▶ TASK INSTRUCTIONS: Rewrite the records from the start through the line that contains "The baseplate 66 is at (305, 480).", replacing "top plan view" with "top view" and leaving everything else as it is.

▶ DATA ROWS:
----------

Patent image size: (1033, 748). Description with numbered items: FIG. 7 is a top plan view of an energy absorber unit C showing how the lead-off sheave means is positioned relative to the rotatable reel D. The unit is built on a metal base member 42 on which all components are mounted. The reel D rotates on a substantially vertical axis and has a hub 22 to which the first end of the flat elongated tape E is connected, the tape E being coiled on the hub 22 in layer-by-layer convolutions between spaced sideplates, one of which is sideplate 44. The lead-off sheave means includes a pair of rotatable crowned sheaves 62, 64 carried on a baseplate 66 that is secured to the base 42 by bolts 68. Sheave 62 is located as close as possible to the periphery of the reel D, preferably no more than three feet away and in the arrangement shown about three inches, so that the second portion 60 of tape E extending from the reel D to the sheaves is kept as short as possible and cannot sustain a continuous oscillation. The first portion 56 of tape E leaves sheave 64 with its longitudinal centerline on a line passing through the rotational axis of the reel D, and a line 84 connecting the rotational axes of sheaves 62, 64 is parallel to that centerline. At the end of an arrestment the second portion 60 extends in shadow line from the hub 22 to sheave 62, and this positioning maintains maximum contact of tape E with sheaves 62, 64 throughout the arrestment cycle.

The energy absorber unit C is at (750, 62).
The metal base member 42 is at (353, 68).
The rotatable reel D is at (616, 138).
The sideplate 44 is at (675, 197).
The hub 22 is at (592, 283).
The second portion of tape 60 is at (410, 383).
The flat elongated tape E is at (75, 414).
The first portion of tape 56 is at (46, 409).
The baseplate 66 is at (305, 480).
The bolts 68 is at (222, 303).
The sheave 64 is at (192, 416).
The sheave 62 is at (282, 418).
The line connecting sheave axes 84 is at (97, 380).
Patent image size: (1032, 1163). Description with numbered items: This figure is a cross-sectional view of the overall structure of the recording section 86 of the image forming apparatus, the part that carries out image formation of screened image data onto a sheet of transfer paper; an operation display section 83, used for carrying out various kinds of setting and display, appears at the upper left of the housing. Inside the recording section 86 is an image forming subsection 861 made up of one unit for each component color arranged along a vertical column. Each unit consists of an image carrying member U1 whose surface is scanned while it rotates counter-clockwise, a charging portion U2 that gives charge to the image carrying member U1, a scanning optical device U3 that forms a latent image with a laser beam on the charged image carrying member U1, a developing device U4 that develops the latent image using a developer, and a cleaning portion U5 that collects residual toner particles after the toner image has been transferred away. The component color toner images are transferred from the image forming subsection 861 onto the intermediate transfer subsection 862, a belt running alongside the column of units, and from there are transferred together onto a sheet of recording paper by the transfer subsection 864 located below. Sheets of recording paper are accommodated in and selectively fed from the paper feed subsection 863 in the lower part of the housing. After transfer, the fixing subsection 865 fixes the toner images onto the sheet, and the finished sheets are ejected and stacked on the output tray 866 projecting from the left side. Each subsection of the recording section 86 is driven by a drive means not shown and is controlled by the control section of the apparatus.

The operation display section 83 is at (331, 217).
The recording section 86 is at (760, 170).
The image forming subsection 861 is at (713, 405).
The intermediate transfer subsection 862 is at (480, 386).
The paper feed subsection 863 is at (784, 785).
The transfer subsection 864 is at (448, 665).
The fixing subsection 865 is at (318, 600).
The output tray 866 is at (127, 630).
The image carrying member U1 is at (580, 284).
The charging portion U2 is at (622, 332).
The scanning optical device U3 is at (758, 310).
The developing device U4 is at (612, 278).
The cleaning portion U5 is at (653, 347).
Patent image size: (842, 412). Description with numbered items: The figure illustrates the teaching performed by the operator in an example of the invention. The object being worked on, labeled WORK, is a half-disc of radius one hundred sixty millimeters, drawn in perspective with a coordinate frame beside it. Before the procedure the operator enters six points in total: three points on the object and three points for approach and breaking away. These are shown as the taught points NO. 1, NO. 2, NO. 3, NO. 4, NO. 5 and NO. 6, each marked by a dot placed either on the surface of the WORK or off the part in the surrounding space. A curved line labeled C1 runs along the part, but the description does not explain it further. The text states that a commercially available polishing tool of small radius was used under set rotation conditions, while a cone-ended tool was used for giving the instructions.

----------

▶ ANSWER TO THE PROBLEM:
Patent image size: (1033, 748). Description with numbered items: FIG. 7 is a top view of an energy absorber unit C showing how the lead-off sheave means is positioned relative to the rotatable reel D. The unit is built on a metal base member 42 on which all components are mounted. The reel D rotates on a substantially vertical axis and has a hub 22 to which the first end of the flat elongated tape E is connected, the tape E being coiled on the hub 22 in layer-by-layer convolutions between spaced sideplates, one of which is sideplate 44. The lead-off sheave means includes a pair of rotatable crowned sheaves 62, 64 carried on a baseplate 66 that is secured to the base 42 by bolts 68. Sheave 62 is located as close as possible to the periphery of the reel D, preferably no more than three feet away and in the arrangement shown about three inches, so that the second portion 60 of tape E extending from the reel D to the sheaves is kept as short as possible and cannot sustain a continuous oscillation. The first portion 56 of tape E leaves sheave 64 with its longitudinal centerline on a line passing through the rotational axis of the reel D, and a line 84 connecting the rotational axes of sheaves 62, 64 is parallel to that centerline. At the end of an arrestment the second portion 60 extends in shadow line from the hub 22 to sheave 62, and this positioning maintains maximum contact of tape E with sheaves 62, 64 throughout the arrestment cycle.

The energy absorber unit C is at (750, 62).
The metal base member 42 is at (353, 68).
The rotatable reel D is at (616, 138).
The sideplate 44 is at (675, 197).
The hub 22 is at (592, 283).
The second portion of tape 60 is at (410, 383).
The flat elongated tape E is at (75, 414).
The first portion of tape 56 is at (46, 409).
The baseplate 66 is at (305, 480).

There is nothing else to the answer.